**CHALLENGE:** Reproduce exactly the lines below, starting with the line that contains "Type out the text in this image." and ending with the last line of the records, both included, and nothing else.

---- PROVIDED MATERIAL

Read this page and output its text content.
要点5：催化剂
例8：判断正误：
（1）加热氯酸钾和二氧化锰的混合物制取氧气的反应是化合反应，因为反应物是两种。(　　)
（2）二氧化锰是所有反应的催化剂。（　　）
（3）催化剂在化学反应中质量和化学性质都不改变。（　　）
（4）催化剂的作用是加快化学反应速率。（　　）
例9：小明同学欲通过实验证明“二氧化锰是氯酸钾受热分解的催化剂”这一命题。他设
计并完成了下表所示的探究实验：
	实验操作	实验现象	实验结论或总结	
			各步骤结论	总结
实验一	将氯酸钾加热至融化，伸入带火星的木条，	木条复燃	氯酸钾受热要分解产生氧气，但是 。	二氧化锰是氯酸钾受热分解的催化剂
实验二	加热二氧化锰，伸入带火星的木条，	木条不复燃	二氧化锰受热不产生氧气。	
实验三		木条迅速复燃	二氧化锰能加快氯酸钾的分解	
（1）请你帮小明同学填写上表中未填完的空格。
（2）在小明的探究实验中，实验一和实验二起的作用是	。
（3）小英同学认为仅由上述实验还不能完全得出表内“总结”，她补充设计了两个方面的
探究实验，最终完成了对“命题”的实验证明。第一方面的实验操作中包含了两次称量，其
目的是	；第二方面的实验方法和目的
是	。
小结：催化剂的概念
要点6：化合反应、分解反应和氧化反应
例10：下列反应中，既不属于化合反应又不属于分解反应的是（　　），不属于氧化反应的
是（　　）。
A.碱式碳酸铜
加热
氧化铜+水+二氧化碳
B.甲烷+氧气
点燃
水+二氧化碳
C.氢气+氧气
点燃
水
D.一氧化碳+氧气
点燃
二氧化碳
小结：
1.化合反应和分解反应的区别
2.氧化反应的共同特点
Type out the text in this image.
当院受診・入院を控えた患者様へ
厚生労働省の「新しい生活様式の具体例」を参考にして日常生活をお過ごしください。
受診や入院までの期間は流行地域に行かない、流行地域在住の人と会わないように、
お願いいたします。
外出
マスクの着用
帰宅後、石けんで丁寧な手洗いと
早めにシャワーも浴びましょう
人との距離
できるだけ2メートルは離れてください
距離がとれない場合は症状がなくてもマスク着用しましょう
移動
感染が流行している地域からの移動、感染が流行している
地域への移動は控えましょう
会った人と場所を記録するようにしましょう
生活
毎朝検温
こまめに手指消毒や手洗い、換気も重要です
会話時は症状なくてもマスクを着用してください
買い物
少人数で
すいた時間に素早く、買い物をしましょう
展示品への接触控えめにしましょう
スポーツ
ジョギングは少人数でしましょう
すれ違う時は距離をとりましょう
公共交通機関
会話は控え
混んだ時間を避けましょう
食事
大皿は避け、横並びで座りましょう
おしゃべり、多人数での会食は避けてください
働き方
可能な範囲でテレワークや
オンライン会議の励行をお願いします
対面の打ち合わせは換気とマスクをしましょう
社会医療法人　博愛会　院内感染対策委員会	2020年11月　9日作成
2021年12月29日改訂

--------

**WORKED SOLUTION:**
Type out the text in this image.
当院受診・入院を控えた患者様へ
厚生労働省の「新しい生活様式の具体例」を参考にして日常生活をお過ごしください。
受診や入院までの期間は流行地域に行かない、流行地域在住の人と会わないように、
お願いいたします。
外出
マスクの着用
帰宅後、石けんで丁寧な手洗いと
早めにシャワーも浴びましょう
人との距離
できるだけ2メートルは離れてください
距離がとれない場合は症状がなくてもマスク着用しましょう
移動
感染が流行している地域からの移動、感染が流行している
地域への移動は控えましょう
会った人と場所を記録するようにしましょう
生活
毎朝検温
こまめに手指消毒や手洗い、換気も重要です
会話時は症状なくてもマスクを着用してください
買い物
少人数で
すいた時間に素早く、買い物をしましょう
展示品への接触控えめにしましょう
スポーツ
ジョギングは少人数でしましょう
すれ違う時は距離をとりましょう
公共交通機関
会話は控え
混んだ時間を避けましょう
食事
大皿は避け、横並びで座りましょう
おしゃべり、多人数での会食は避けてください
働き方
可能な範囲でテレワークや
オンライン会議の励行をお願いします
対面の打ち合わせは換気とマスクをしましょう
社会医療法人　博愛会　院内感染対策委員会	2020年11月　9日作成
2021年12月29日改訂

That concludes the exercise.